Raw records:
════════════════

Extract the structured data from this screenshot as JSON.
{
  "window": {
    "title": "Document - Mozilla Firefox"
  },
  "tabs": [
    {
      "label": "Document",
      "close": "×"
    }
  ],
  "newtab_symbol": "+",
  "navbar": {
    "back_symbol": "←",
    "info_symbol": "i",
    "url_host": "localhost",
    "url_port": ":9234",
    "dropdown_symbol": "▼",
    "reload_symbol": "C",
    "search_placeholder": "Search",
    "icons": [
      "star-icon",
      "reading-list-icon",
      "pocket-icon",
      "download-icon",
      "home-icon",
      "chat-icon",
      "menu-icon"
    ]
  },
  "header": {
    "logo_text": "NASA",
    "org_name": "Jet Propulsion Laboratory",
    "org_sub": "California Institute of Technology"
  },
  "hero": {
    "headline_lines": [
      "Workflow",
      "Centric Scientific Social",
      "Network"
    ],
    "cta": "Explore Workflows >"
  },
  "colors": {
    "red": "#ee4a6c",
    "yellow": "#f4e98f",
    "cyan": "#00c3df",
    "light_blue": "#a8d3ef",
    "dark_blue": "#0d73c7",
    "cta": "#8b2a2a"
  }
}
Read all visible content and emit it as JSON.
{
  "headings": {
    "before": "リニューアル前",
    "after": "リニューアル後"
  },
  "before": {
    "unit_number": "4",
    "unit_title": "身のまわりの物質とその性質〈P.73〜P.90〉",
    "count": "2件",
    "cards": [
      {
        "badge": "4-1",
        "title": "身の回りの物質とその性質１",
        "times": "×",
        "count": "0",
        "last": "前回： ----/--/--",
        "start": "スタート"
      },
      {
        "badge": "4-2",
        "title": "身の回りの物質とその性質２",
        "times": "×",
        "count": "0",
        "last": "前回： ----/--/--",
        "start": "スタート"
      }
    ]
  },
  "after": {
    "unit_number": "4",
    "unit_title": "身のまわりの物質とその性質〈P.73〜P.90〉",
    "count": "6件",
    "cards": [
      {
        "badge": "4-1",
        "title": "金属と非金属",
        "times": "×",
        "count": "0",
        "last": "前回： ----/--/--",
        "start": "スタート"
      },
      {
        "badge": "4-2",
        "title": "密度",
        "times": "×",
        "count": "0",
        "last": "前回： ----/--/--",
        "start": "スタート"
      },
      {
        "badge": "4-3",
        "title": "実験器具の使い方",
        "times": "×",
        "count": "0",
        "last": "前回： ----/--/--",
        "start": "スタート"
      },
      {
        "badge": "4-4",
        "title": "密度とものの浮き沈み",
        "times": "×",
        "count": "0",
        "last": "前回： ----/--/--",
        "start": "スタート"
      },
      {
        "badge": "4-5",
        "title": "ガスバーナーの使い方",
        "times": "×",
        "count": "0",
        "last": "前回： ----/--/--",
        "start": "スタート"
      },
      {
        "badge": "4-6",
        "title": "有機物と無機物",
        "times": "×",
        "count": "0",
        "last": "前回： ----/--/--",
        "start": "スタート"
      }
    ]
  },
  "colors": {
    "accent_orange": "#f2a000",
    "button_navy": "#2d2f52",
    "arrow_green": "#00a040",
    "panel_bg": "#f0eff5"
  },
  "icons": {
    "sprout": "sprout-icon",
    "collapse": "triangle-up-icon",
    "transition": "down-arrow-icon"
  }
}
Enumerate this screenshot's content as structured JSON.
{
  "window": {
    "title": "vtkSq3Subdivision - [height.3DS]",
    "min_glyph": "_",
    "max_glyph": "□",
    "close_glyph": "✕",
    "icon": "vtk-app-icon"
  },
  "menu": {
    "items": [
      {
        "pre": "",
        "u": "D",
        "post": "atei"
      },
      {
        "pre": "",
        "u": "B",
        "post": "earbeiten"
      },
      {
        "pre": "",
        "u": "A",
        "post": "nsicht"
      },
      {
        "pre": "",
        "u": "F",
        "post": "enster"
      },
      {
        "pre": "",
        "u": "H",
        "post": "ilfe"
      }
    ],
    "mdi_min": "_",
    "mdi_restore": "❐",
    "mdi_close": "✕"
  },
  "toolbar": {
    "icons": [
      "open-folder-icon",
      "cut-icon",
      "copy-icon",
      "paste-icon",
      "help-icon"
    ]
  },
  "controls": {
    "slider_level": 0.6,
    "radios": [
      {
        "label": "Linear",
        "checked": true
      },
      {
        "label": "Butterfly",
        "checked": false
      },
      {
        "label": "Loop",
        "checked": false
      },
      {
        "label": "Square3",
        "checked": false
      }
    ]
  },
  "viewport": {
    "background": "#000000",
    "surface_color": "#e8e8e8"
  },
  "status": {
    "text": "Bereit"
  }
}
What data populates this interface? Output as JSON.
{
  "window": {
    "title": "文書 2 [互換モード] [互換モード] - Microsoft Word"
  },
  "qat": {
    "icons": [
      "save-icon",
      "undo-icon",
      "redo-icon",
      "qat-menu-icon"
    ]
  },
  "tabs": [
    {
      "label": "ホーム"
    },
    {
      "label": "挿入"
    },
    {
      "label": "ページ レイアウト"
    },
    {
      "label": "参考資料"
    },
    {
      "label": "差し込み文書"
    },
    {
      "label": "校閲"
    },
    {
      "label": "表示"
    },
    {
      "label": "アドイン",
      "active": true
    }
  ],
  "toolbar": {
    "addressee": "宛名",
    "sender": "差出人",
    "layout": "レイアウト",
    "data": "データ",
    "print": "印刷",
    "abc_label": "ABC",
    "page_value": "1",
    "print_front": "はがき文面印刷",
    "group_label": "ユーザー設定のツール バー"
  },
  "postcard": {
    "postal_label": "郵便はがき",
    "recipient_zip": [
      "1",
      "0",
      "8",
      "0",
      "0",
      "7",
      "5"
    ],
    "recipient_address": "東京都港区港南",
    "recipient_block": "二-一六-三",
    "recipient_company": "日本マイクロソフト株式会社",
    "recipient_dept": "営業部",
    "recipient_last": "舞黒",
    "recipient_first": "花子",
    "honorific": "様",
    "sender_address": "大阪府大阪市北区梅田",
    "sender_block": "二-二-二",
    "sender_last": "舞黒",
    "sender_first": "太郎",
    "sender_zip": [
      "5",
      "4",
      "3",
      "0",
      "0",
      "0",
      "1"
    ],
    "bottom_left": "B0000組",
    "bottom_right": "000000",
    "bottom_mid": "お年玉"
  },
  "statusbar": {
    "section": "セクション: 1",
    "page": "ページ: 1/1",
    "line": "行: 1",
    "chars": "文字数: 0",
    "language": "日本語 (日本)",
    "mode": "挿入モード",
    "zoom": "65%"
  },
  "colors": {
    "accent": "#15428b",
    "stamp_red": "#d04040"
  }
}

════════════════

SHORT PROBLEM: Restate all of the entries above precisely.

RESULT OF THE TASK:
Extract the structured data from this screenshot as JSON.
{
  "window": {
    "title": "Document - Mozilla Firefox"
  },
  "tabs": [
    {
      "label": "Document",
      "close": "×"
    }
  ],
  "newtab_symbol": "+",
  "navbar": {
    "back_symbol": "←",
    "info_symbol": "i",
    "url_host": "localhost",
    "url_port": ":9234",
    "dropdown_symbol": "▼",
    "reload_symbol": "C",
    "search_placeholder": "Search",
    "icons": [
      "star-icon",
      "reading-list-icon",
      "pocket-icon",
      "download-icon",
      "home-icon",
      "chat-icon",
      "menu-icon"
    ]
  },
  "header": {
    "logo_text": "NASA",
    "org_name": "Jet Propulsion Laboratory",
    "org_sub": "California Institute of Technology"
  },
  "hero": {
    "headline_lines": [
      "Workflow",
      "Centric Scientific Social",
      "Network"
    ],
    "cta": "Explore Workflows >"
  },
  "colors": {
    "red": "#ee4a6c",
    "yellow": "#f4e98f",
    "cyan": "#00c3df",
    "light_blue": "#a8d3ef",
    "dark_blue": "#0d73c7",
    "cta": "#8b2a2a"
  }
}
Read all visible content and emit it as JSON.
{
  "headings": {
    "before": "リニューアル前",
    "after": "リニューアル後"
  },
  "before": {
    "unit_number": "4",
    "unit_title": "身のまわりの物質とその性質〈P.73〜P.90〉",
    "count": "2件",
    "cards": [
      {
        "badge": "4-1",
        "title": "身の回りの物質とその性質１",
        "times": "×",
        "count": "0",
        "last": "前回： ----/--/--",
        "start": "スタート"
      },
      {
        "badge": "4-2",
        "title": "身の回りの物質とその性質２",
        "times": "×",
        "count": "0",
        "last": "前回： ----/--/--",
        "start": "スタート"
      }
    ]
  },
  "after": {
    "unit_number": "4",
    "unit_title": "身のまわりの物質とその性質〈P.73〜P.90〉",
    "count": "6件",
    "cards": [
      {
        "badge": "4-1",
        "title": "金属と非金属",
        "times": "×",
        "count": "0",
        "last": "前回： ----/--/--",
        "start": "スタート"
      },
      {
        "badge": "4-2",
        "title": "密度",
        "times": "×",
        "count": "0",
        "last": "前回： ----/--/--",
        "start": "スタート"
      },
      {
        "badge": "4-3",
        "title": "実験器具の使い方",
        "times": "×",
        "count": "0",
        "last": "前回： ----/--/--",
        "start": "スタート"
      },
      {
        "badge": "4-4",
        "title": "密度とものの浮き沈み",
        "times": "×",
        "count": "0",
        "last": "前回： ----/--/--",
        "start": "スタート"
      },
      {
        "badge": "4-5",
        "title": "ガスバーナーの使い方",
        "times": "×",
        "count": "0",
        "last": "前回： ----/--/--",
        "start": "スタート"
      },
      {
        "badge": "4-6",
        "title": "有機物と無機物",
        "times": "×",
        "count": "0",
        "last": "前回： ----/--/--",
        "start": "スタート"
      }
    ]
  },
  "colors": {
    "accent_orange": "#f2a000",
    "button_navy": "#2d2f52",
    "arrow_green": "#00a040",
    "panel_bg": "#f0eff5"
  },
  "icons": {
    "sprout": "sprout-icon",
    "collapse": "triangle-up-icon",
    "transition": "down-arrow-icon"
  }
}
Enumerate this screenshot's content as structured JSON.
{
  "window": {
    "title": "vtkSq3Subdivision - [height.3DS]",
    "min_glyph": "_",
    "max_glyph": "□",
    "close_glyph": "✕",
    "icon": "vtk-app-icon"
  },
  "menu": {
    "items": [
      {
        "pre": "",
        "u": "D",
        "post": "atei"
      },
      {
        "pre": "",
        "u": "B",
        "post": "earbeiten"
      },
      {
        "pre": "",
        "u": "A",
        "post": "nsicht"
      },
      {
        "pre": "",
        "u": "F",
        "post": "enster"
      },
      {
        "pre": "",
        "u": "H",
        "post": "ilfe"
      }
    ],
    "mdi_min": "_",
    "mdi_restore": "❐",
    "mdi_close": "✕"
  },
  "toolbar": {
    "icons": [
      "open-folder-icon",
      "cut-icon",
      "copy-icon",
      "paste-icon",
      "help-icon"
    ]
  },
  "controls": {
    "slider_level": 0.6,
    "radios": [
      {
        "label": "Linear",
        "checked": true
      },
      {
        "label": "Butterfly",
        "checked": false
      },
      {
        "label": "Loop",
        "checked": false
      },
      {
        "label": "Square3",
        "checked": false
      }
    ]
  },
  "viewport": {
    "background": "#000000",
    "surface_color": "#e8e8e8"
  },
  "status": {
    "text": "Bereit"
  }
}
What data populates this interface? Output as JSON.
{
  "window": {
    "title": "文書 2 [互換モード] [互換モード] - Microsoft Word"
  },
  "qat": {
    "icons": [
      "save-icon",
      "undo-icon",
      "redo-icon",
      "qat-menu-icon"
    ]
  },
  "tabs": [
    {
      "label": "ホーム"
    },
    {
      "label": "挿入"
    },
    {
      "label": "ページ レイアウト"
    },
    {
      "label": "参考資料"
    },
    {
      "label": "差し込み文書"
    },
    {
      "label": "校閲"
    },
    {
      "label": "表示"
    },
    {
      "label": "アドイン",
      "active": true
    }
  ],
  "toolbar": {
    "addressee": "宛名",
    "sender": "差出人",
    "layout": "レイアウト",
    "data": "データ",
    "print": "印刷",
    "abc_label": "ABC",
    "page_value": "1",
    "print_front": "はがき文面印刷",
    "group_label": "ユーザー設定のツール バー"
  },
  "postcard": {
    "postal_label": "郵便はがき",
    "recipient_zip": [
      "1",
      "0",
      "8",
      "0",
      "0",
      "7",
      "5"
    ],
    "recipient_address": "東京都港区港南",
    "recipient_block": "二-一六-三",
    "recipient_company": "日本マイクロソフト株式会社",
    "recipient_dept": "営業部",
    "recipient_last": "舞黒",
    "recipient_first": "花子",
    "honorific": "様",
    "sender_address": "大阪府大阪市北区梅田",
    "sender_block": "二-二-二",
    "sender_last": "舞黒",
    "sender_first": "太郎",
    "sender_zip": [
      "5",
      "4",
      "3",
      "0",
      "0",
      "0",
      "1"
    ],
    "bottom_left": "B0000組",
    "bottom_right": "000000",
    "bottom_mid": "お年玉"
  },
  "statusbar": {
    "section": "セクション: 1",
    "page": "ページ: 1/1",
    "line": "行: 1",
    "chars": "文字数: 0",
    "language": "日本語 (日本)",
    "mode": "挿入モード",
    "zoom": "65%"
  },
  "colors": {
    "accent": "#15428b",
    "stamp_red": "#d04040"
  }
}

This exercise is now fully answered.